**Written request**
Leave out the pictures and repeat every record exactly.

[Start of Extracted information]

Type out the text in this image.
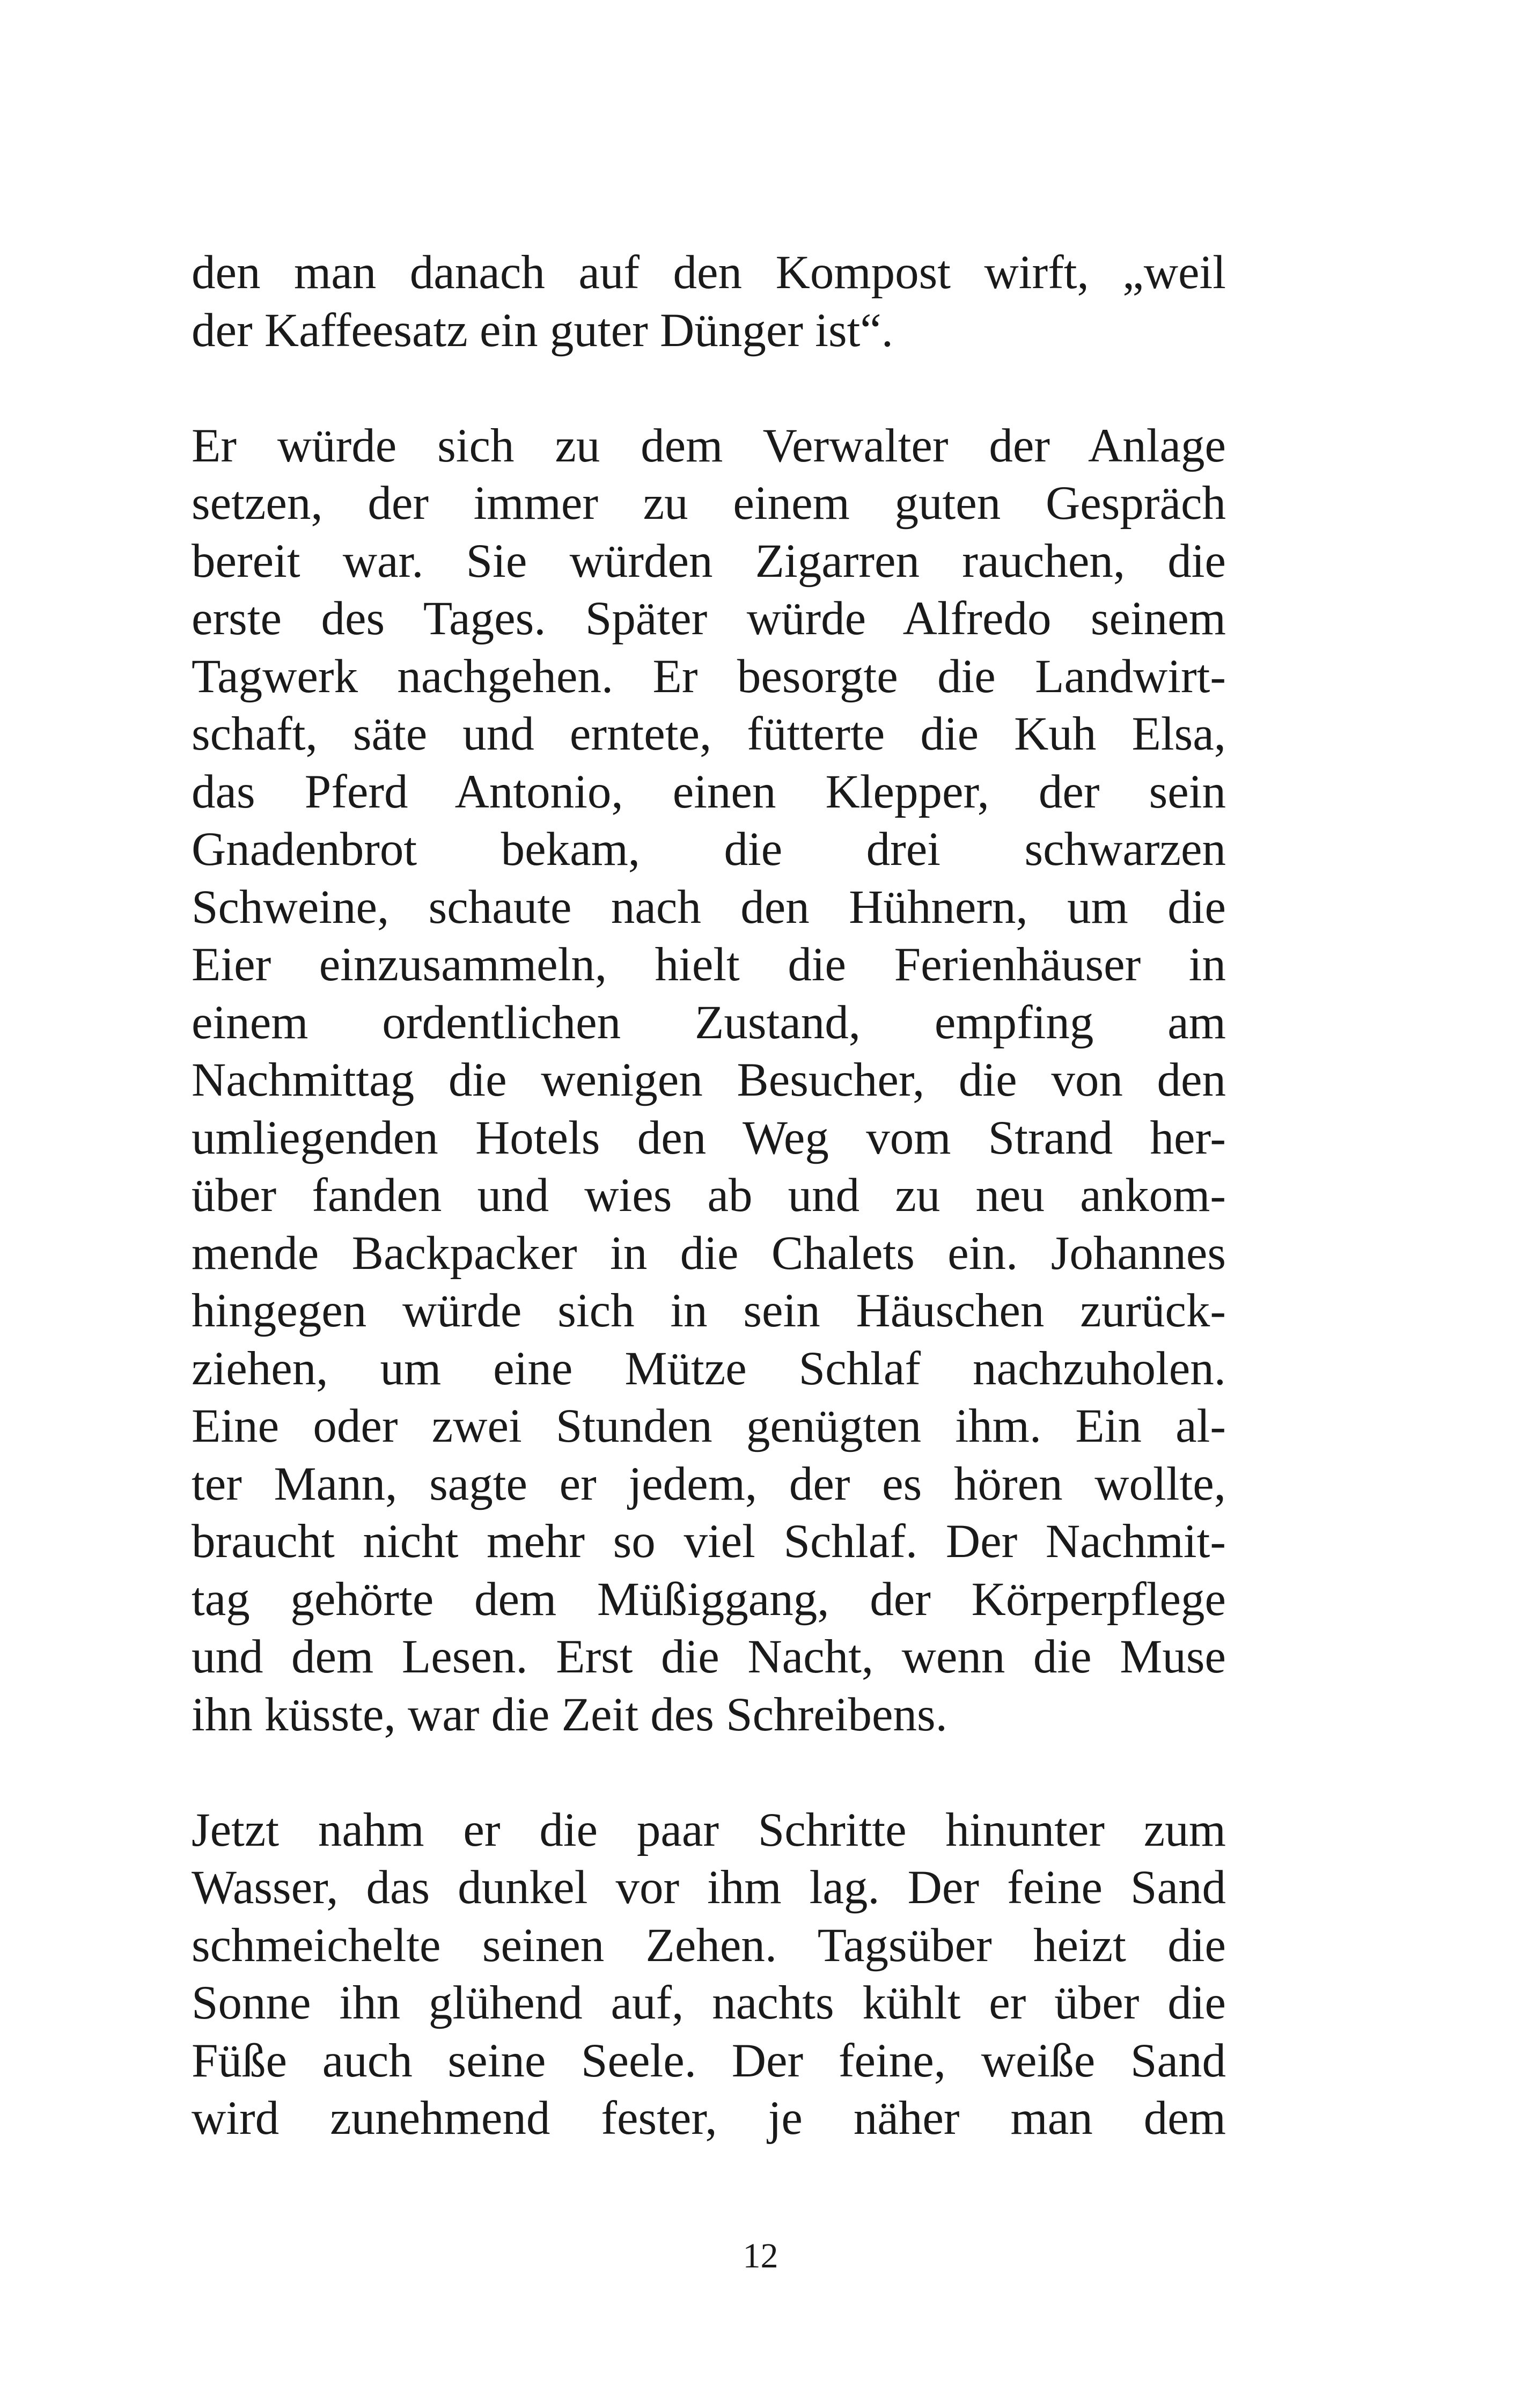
den man danach auf den Kompost wirft, „weil
der Kaffeesatz ein guter Dünger ist“.
Er würde sich zu dem Verwalter der Anlage
setzen, der immer zu einem guten Gespräch
bereit war. Sie würden Zigarren rauchen, die
erste des Tages. Später würde Alfredo seinem
Tagwerk nachgehen. Er besorgte die Landwirt-
schaft, säte und erntete, fütterte die Kuh Elsa,
das Pferd Antonio, einen Klepper, der sein
Gnadenbrot bekam, die drei schwarzen
Schweine, schaute nach den Hühnern, um die
Eier einzusammeln, hielt die Ferienhäuser in
einem ordentlichen Zustand, empfing am
Nachmittag die wenigen Besucher, die von den
umliegenden Hotels den Weg vom Strand her-
über fanden und wies ab und zu neu ankom-
mende Backpacker in die Chalets ein. Johannes
hingegen würde sich in sein Häuschen zurück-
ziehen, um eine Mütze Schlaf nachzuholen.
Eine oder zwei Stunden genügten ihm. Ein al-
ter Mann, sagte er jedem, der es hören wollte,
braucht nicht mehr so viel Schlaf. Der Nachmit-
tag gehörte dem Müßiggang, der Körperpflege
und dem Lesen. Erst die Nacht, wenn die Muse
ihn küsste, war die Zeit des Schreibens.
Jetzt nahm er die paar Schritte hinunter zum
Wasser, das dunkel vor ihm lag. Der feine Sand
schmeichelte seinen Zehen. Tagsüber heizt die
Sonne ihn glühend auf, nachts kühlt er über die
Füße auch seine Seele. Der feine, weiße Sand
wird zunehmend fester, je näher man dem
12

[End of Extracted information]

**Solution to the exercise**
Type out the text in this image.
den man danach auf den Kompost wirft, „weil
der Kaffeesatz ein guter Dünger ist“.
Er würde sich zu dem Verwalter der Anlage
setzen, der immer zu einem guten Gespräch
bereit war. Sie würden Zigarren rauchen, die
erste des Tages. Später würde Alfredo seinem
Tagwerk nachgehen. Er besorgte die Landwirt-
schaft, säte und erntete, fütterte die Kuh Elsa,
das Pferd Antonio, einen Klepper, der sein
Gnadenbrot bekam, die drei schwarzen
Schweine, schaute nach den Hühnern, um die
Eier einzusammeln, hielt die Ferienhäuser in
einem ordentlichen Zustand, empfing am
Nachmittag die wenigen Besucher, die von den
umliegenden Hotels den Weg vom Strand her-
über fanden und wies ab und zu neu ankom-
mende Backpacker in die Chalets ein. Johannes
hingegen würde sich in sein Häuschen zurück-
ziehen, um eine Mütze Schlaf nachzuholen.
Eine oder zwei Stunden genügten ihm. Ein al-
ter Mann, sagte er jedem, der es hören wollte,
braucht nicht mehr so viel Schlaf. Der Nachmit-
tag gehörte dem Müßiggang, der Körperpflege
und dem Lesen. Erst die Nacht, wenn die Muse
ihn küsste, war die Zeit des Schreibens.
Jetzt nahm er die paar Schritte hinunter zum
Wasser, das dunkel vor ihm lag. Der feine Sand
schmeichelte seinen Zehen. Tagsüber heizt die
Sonne ihn glühend auf, nachts kühlt er über die
Füße auch seine Seele. Der feine, weiße Sand
wird zunehmend fester, je näher man dem
12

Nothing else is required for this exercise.